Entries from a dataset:
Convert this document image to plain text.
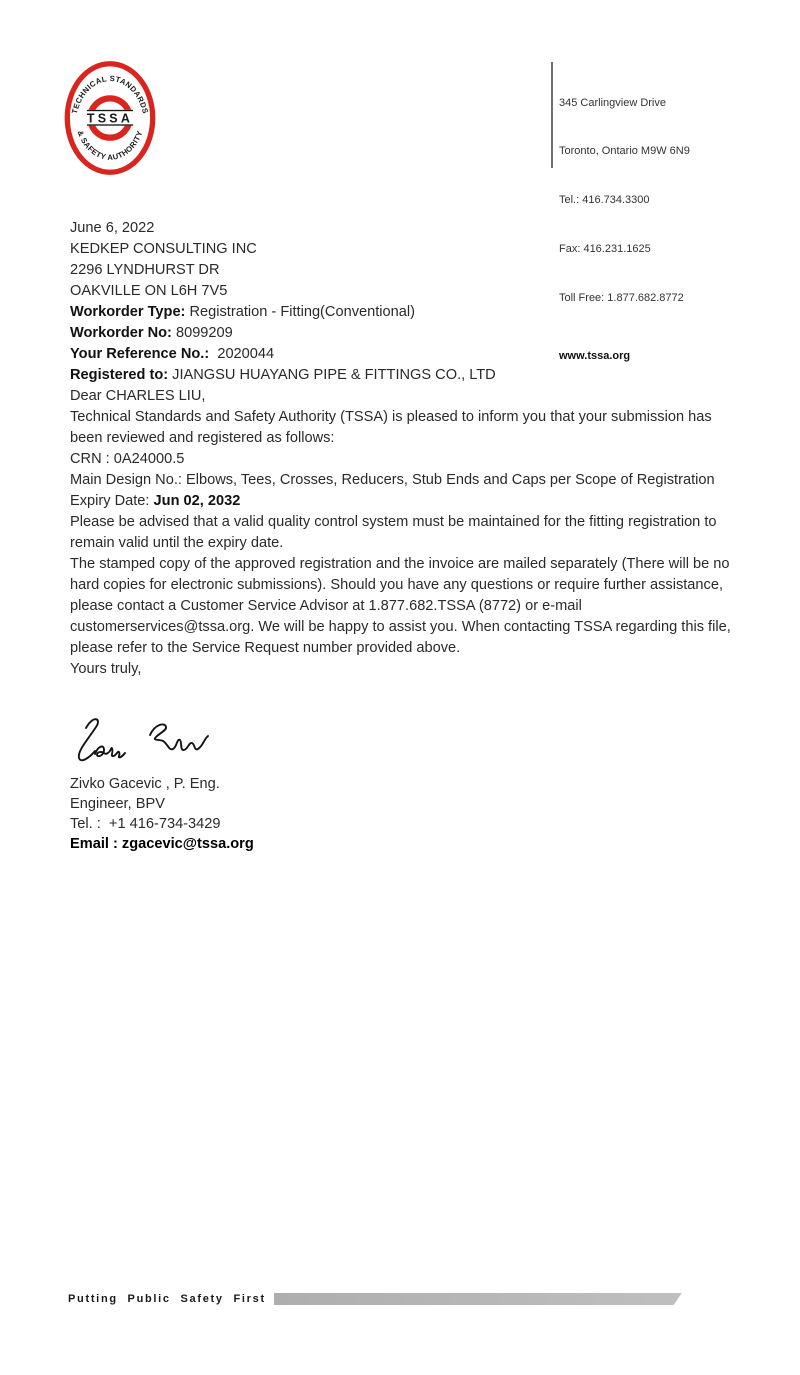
TECHNICAL STANDARDS
& SAFETY AUTHORITY
TSSA

345 Carlingview Drive

Toronto, Ontario M9W 6N9

Tel.: 416.734.3300

Fax: 416.231.1625

Toll Free: 1.877.682.8772

www.tssa.org

June 6, 2022

KEDKEP CONSULTING INC
2296 LYNDHURST DR
OAKVILLE ON L6H 7V5
Workorder Type: Registration - Fitting(Conventional)
Workorder No: 8099209
Your Reference No.:  2020044
Registered to: JIANGSU HUAYANG PIPE & FITTINGS CO., LTD

Dear CHARLES LIU,

Technical Standards and Safety Authority (TSSA) is pleased to inform you that your submission has been reviewed and registered as follows:

CRN : 0A24000.5
Main Design No.: Elbows, Tees, Crosses, Reducers, Stub Ends and Caps per Scope of Registration
Expiry Date: Jun 02, 2032

Please be advised that a valid quality control system must be maintained for the fitting registration to remain valid until the expiry date.

The stamped copy of the approved registration and the invoice are mailed separately (There will be no hard copies for electronic submissions). Should you have any questions or require further assistance, please contact a Customer Service Advisor at 1.877.682.TSSA (8772) or e-mail customerservices@tssa.org. We will be happy to assist you. When contacting TSSA regarding this file, please refer to the Service Request number provided above.

Yours truly,

Zivko Gacevic , P. Eng.
Engineer, BPV
Tel. :  +1 416-734-3429
Email : zgacevic@tssa.org
Putting Public Safety First
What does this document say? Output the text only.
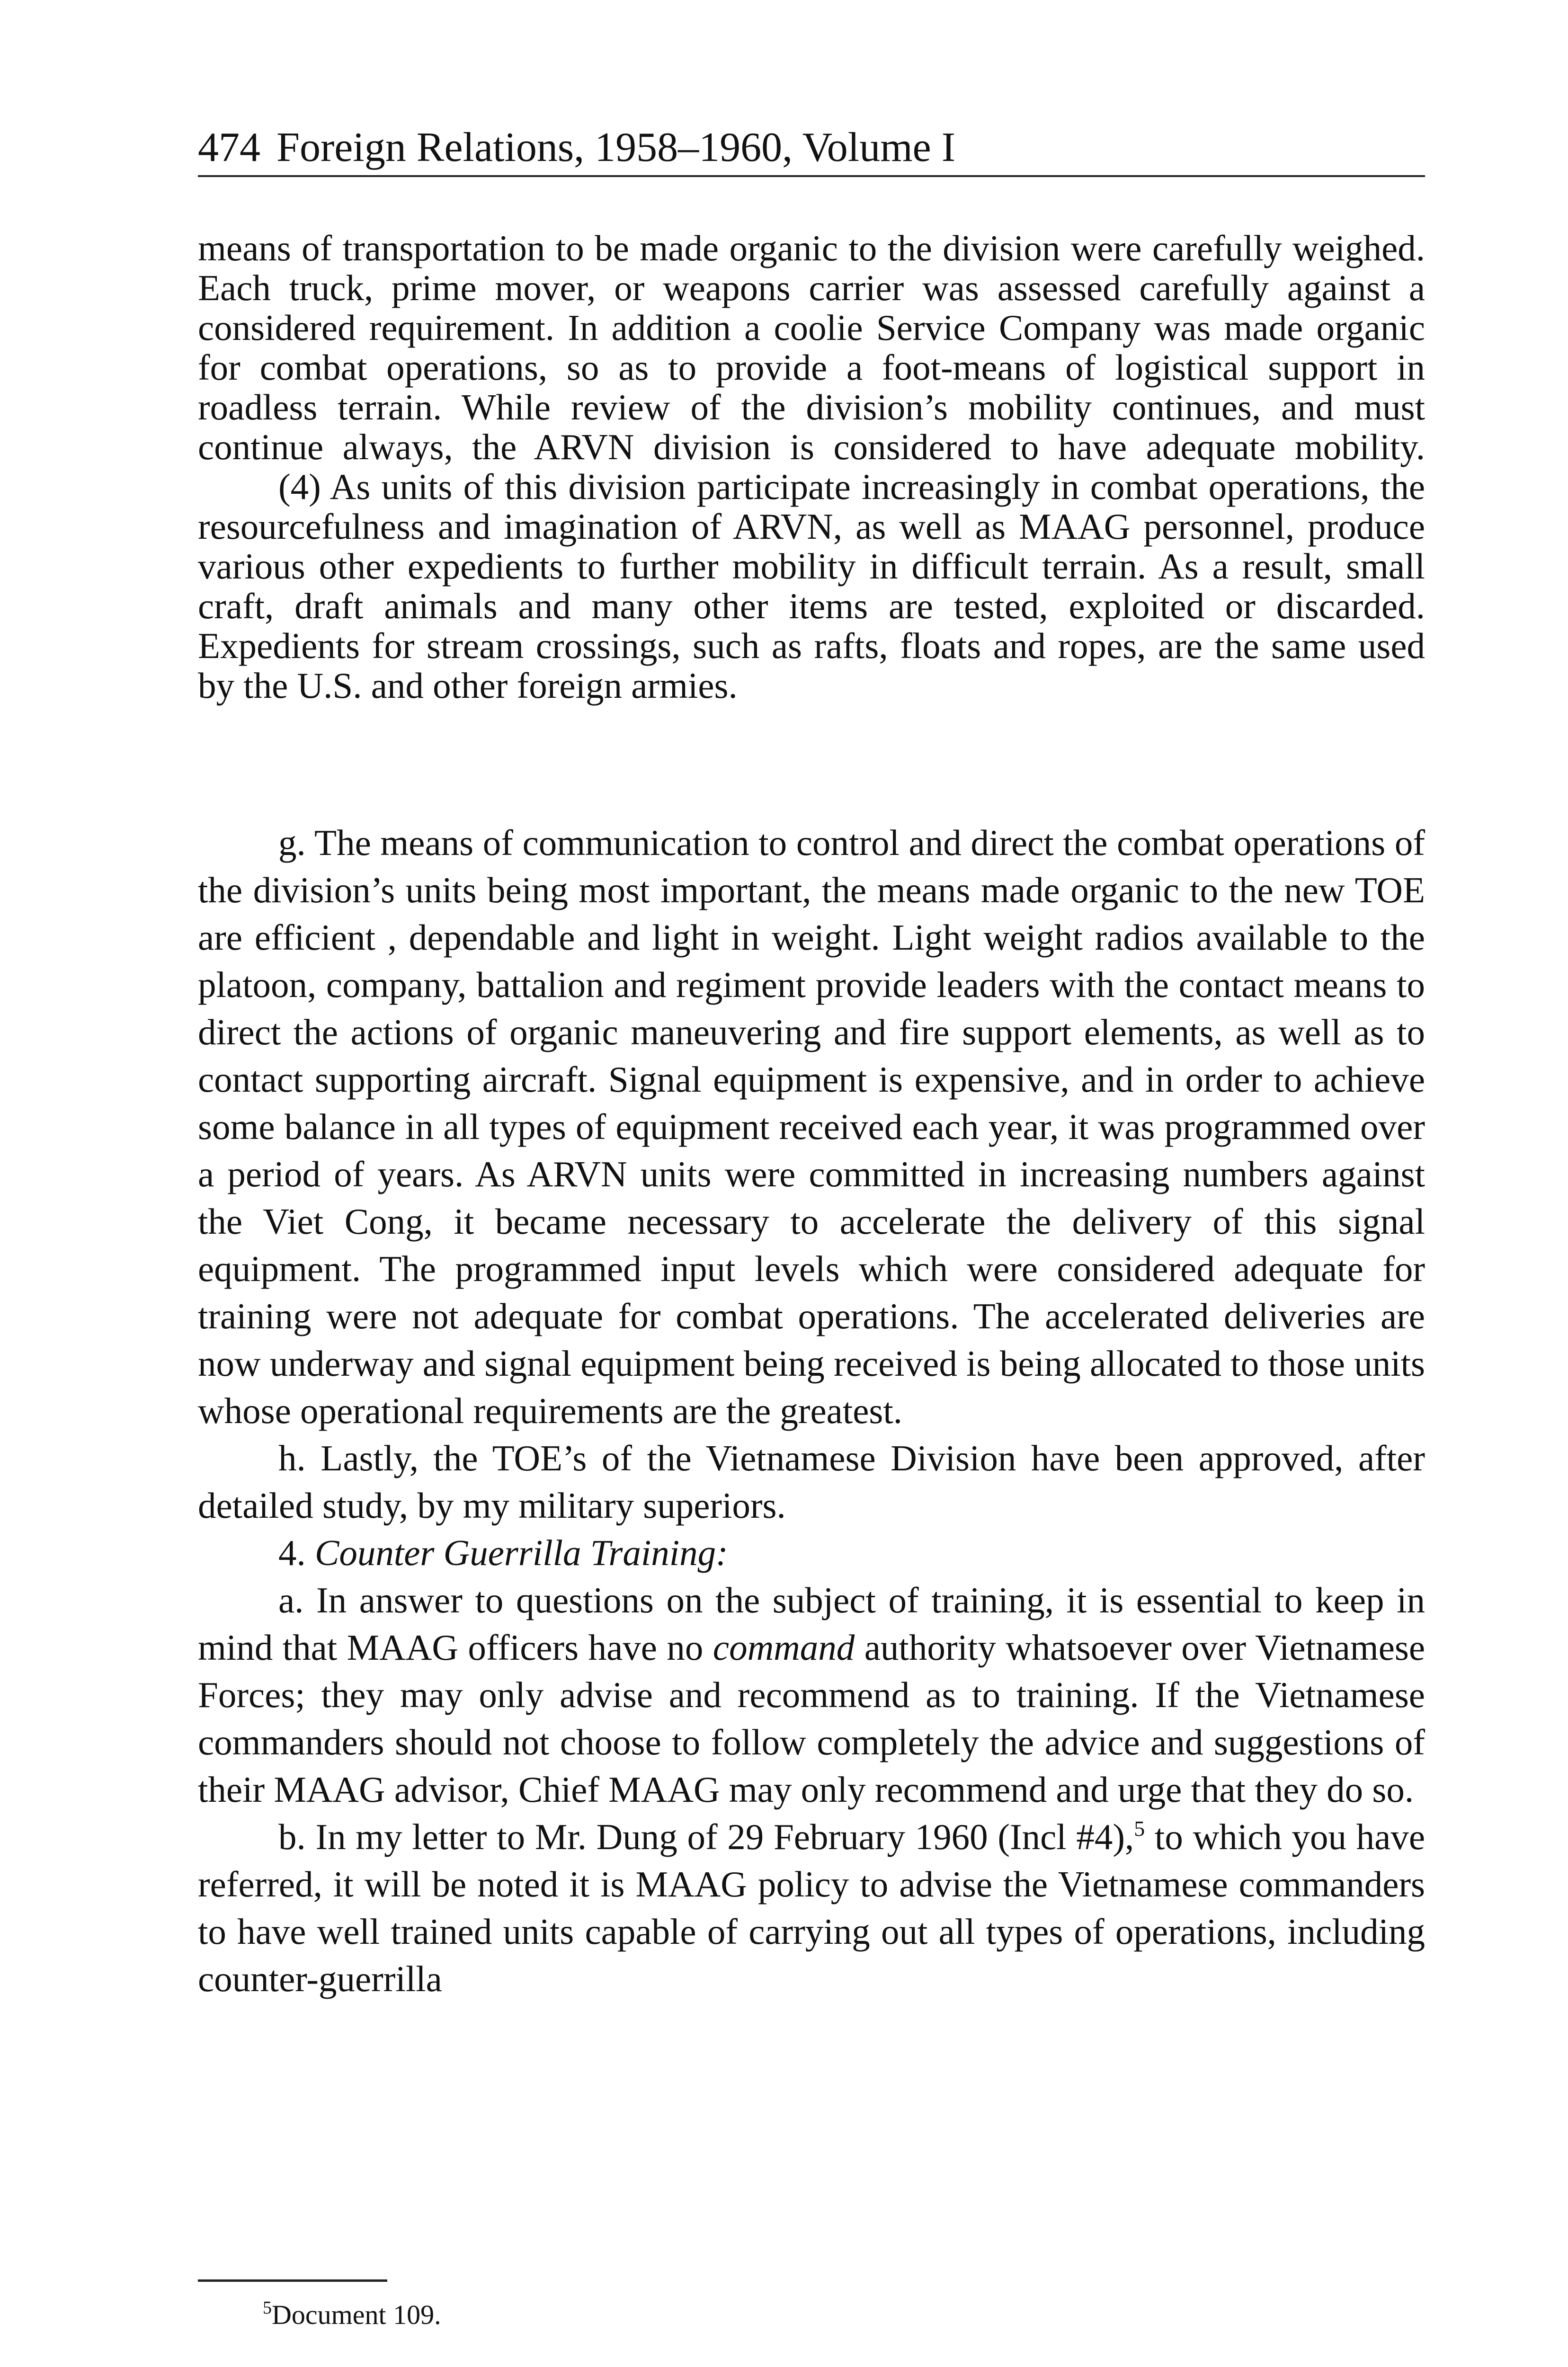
474 Foreign Relations, 1958–1960, Volume I

means of transportation to be made organic to the division were carefully weighed. Each truck, prime mover, or weapons carrier was assessed carefully against a considered requirement. In addition a coolie Service Company was made organic for combat operations, so as to provide a foot-means of logistical support in roadless terrain. While review of the division’s mobility continues, and must continue always, the ARVN division is considered to have adequate mobility.

(4) As units of this division participate increasingly in combat operations, the resourcefulness and imagination of ARVN, as well as MAAG personnel, produce various other expedients to further mobility in difficult terrain. As a result, small craft, draft animals and many other items are tested, exploited or discarded. Expedients for stream crossings, such as rafts, floats and ropes, are the same used by the U.S. and other foreign armies.

g. The means of communication to control and direct the combat operations of the division’s units being most important, the means made organic to the new TOE are efficient , dependable and light in weight. Light weight radios available to the platoon, company, battalion and regiment provide leaders with the contact means to direct the actions of organic maneuvering and fire support elements, as well as to contact supporting aircraft. Signal equipment is expensive, and in order to achieve some balance in all types of equipment received each year, it was programmed over a period of years. As ARVN units were committed in increasing numbers against the Viet Cong, it became necessary to accelerate the delivery of this signal equipment. The programmed input levels which were considered adequate for training were not adequate for combat operations. The accelerated deliveries are now underway and signal equipment being received is being allocated to those units whose operational requirements are the greatest.

h. Lastly, the TOE’s of the Vietnamese Division have been approved, after detailed study, by my military superiors.

4. Counter Guerrilla Training:

a. In answer to questions on the subject of training, it is essential to keep in mind that MAAG officers have no command authority whatsoever over Vietnamese Forces; they may only advise and recommend as to training. If the Vietnamese commanders should not choose to follow completely the advice and suggestions of their MAAG advisor, Chief MAAG may only recommend and urge that they do so.

b. In my letter to Mr. Dung of 29 February 1960 (Incl #4),$^5$ to which you have referred, it will be noted it is MAAG policy to advise the Vietnamese commanders to have well trained units capable of carrying out all types of operations, including counter-guerrilla

$^5$Document 109.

Given problem => Identify every line above with the string "have" in it. Copy those lines.

Worked answer =>
The stamped copy of the approved registration and the invoice are mailed separately (There will be no hard copies for electronic submissions). Should you have any questions or require further assistance, please contact a Customer Service Advisor at 1.877.682.TSSA (8772) or e-mail customerservices@tssa.org. We will be happy to assist you. When contacting TSSA regarding this file, please refer to the Service Request number provided above.
means of transportation to be made organic to the division were carefully weighed. Each truck, prime mover, or weapons carrier was assessed carefully against a considered requirement. In addition a coolie Service Company was made organic for combat operations, so as to provide a foot-means of logistical support in roadless terrain. While review of the division’s mobility continues, and must continue always, the ARVN division is considered to have adequate mobility.
h. Lastly, the TOE’s of the Vietnamese Division have been approved, after detailed study, by my military superiors.
a. In answer to questions on the subject of training, it is essential to keep in mind that MAAG officers have no command authority whatsoever over Vietnamese Forces; they may only advise and recommend as to training. If the Vietnamese commanders should not choose to follow completely the advice and suggestions of their MAAG advisor, Chief MAAG may only recommend and urge that they do so.
b. In my letter to Mr. Dung of 29 February 1960 (Incl #4),$^5$ to which you have referred, it will be noted it is MAAG policy to advise the Vietnamese commanders to have well trained units capable of carrying out all types of operations, including counter-guerrilla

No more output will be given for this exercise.